## Exercise task
Put every line of the entries below into a numbered list, skipping any blank lines and leaving the pictures out.
=== Records for the task ===
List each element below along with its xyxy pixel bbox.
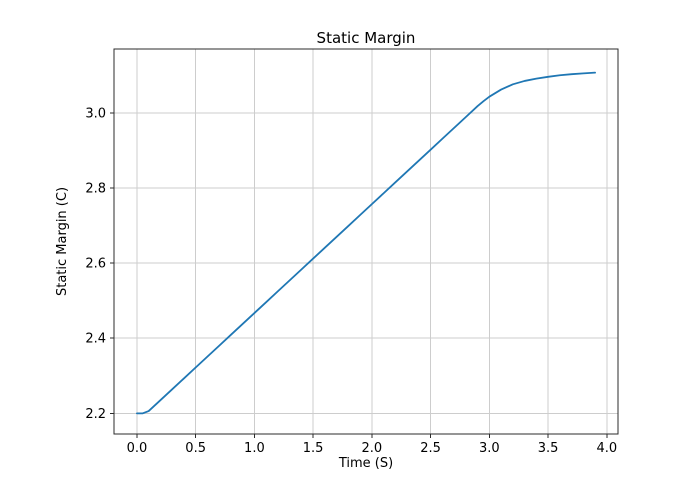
series-line-static-margin <box>136 71 596 415</box>
tick-marks <box>110 112 608 438</box>
x-tick-label: 0.5 <box>185 441 206 456</box>
y-axis-label: Static Margin (C) <box>55 187 70 296</box>
plot-frame <box>113 48 619 435</box>
x-tick-label: 1.0 <box>244 441 265 456</box>
x-tick-label: 3.5 <box>538 441 559 456</box>
x-tick-label: 2.0 <box>362 441 383 456</box>
y-tick-label: 2.6 <box>85 257 106 272</box>
y-tick-label: 2.2 <box>85 407 106 422</box>
x-tick-label: 1.5 <box>303 441 324 456</box>
y-tick-label: 3.0 <box>85 106 106 121</box>
tick-labels: 0.0 0.5 1.0 1.5 2.0 2.5 3.0 3.5 4.0 2.2 2.4 2.6 2.8 3… <box>85 106 617 456</box>
x-tick-label: 3.0 <box>479 441 500 456</box>
x-axis-label: Time (S) <box>338 456 393 471</box>
series <box>136 71 596 415</box>
x-tick-label: 4.0 <box>596 441 617 456</box>
y-tick-label: 2.8 <box>85 181 106 196</box>
gridlines <box>114 49 618 434</box>
axes-spines <box>113 48 619 435</box>
x-tick-label: 2.5 <box>420 441 441 456</box>
x-tick-label: 0.0 <box>127 441 148 456</box>
y-tick-label: 2.4 <box>85 332 106 347</box>
chart-title: Static Margin <box>317 29 416 47</box>
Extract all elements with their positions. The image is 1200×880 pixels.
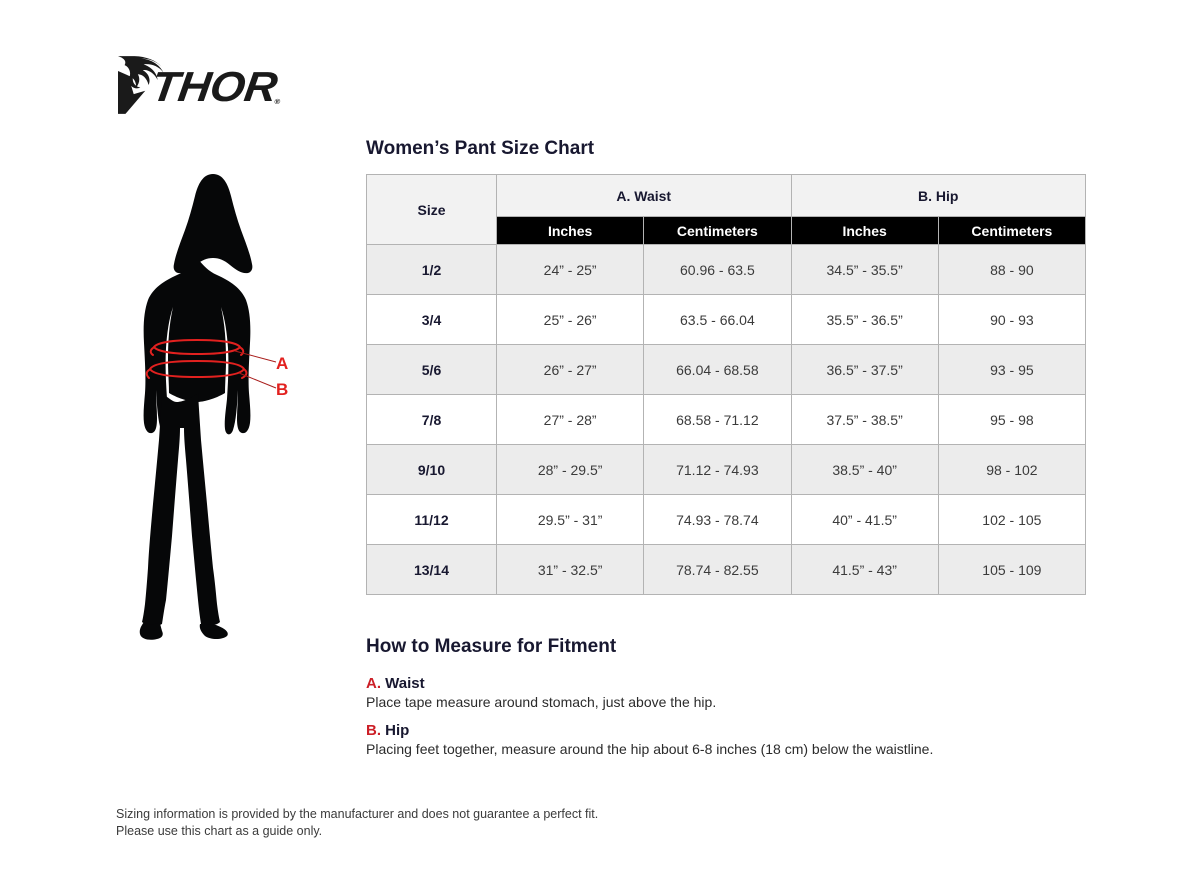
svg-text:A: A [276, 354, 288, 373]
svg-text:B: B [276, 380, 288, 399]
===
## Exercise output
1. List each element below along with its xyxy pixel bbox.
2. series-line-static-margin <box>136 71 596 415</box>
3. tick-marks <box>110 112 608 438</box>
4. x-tick-label: 0.5 <box>185 441 206 456</box>
5. y-axis-label: Static Margin (C) <box>55 187 70 296</box>
6. plot-frame <box>113 48 619 435</box>
7. x-tick-label: 1.0 <box>244 441 265 456</box>
8. x-tick-label: 3.5 <box>538 441 559 456</box>
9. x-tick-label: 2.0 <box>362 441 383 456</box>
10. y-tick-label: 2.6 <box>85 257 106 272</box>
11. y-tick-label: 2.2 <box>85 407 106 422</box>
12. x-tick-label: 1.5 <box>303 441 324 456</box>
13. y-tick-label: 3.0 <box>85 106 106 121</box>
14. tick-labels: 0.0 0.5 1.0 1.5 2.0 2.5 3.0 3.5 4.0 2.2 2.4 2.6 2.8 3… <box>85 106 617 456</box>
15. x-tick-label: 3.0 <box>479 441 500 456</box>
16. x-axis-label: Time (S) <box>338 456 393 471</box>
17. series <box>136 71 596 415</box>
18. x-tick-label: 4.0 <box>596 441 617 456</box>
19. y-tick-label: 2.8 <box>85 181 106 196</box>
20. gridlines <box>114 49 618 434</box>
21. axes-spines <box>113 48 619 435</box>
22. x-tick-label: 2.5 <box>420 441 441 456</box>
23. x-tick-label: 0.0 <box>127 441 148 456</box>
24. y-tick-label: 2.4 <box>85 332 106 347</box>
25. chart-title: Static Margin <box>317 29 416 47</box>
26. Extract all elements with their positions. The image is 1200×880 pixels.
27. svg-text:A: A [276, 354, 288, 373]
28. svg-text:B: B [276, 380, 288, 399]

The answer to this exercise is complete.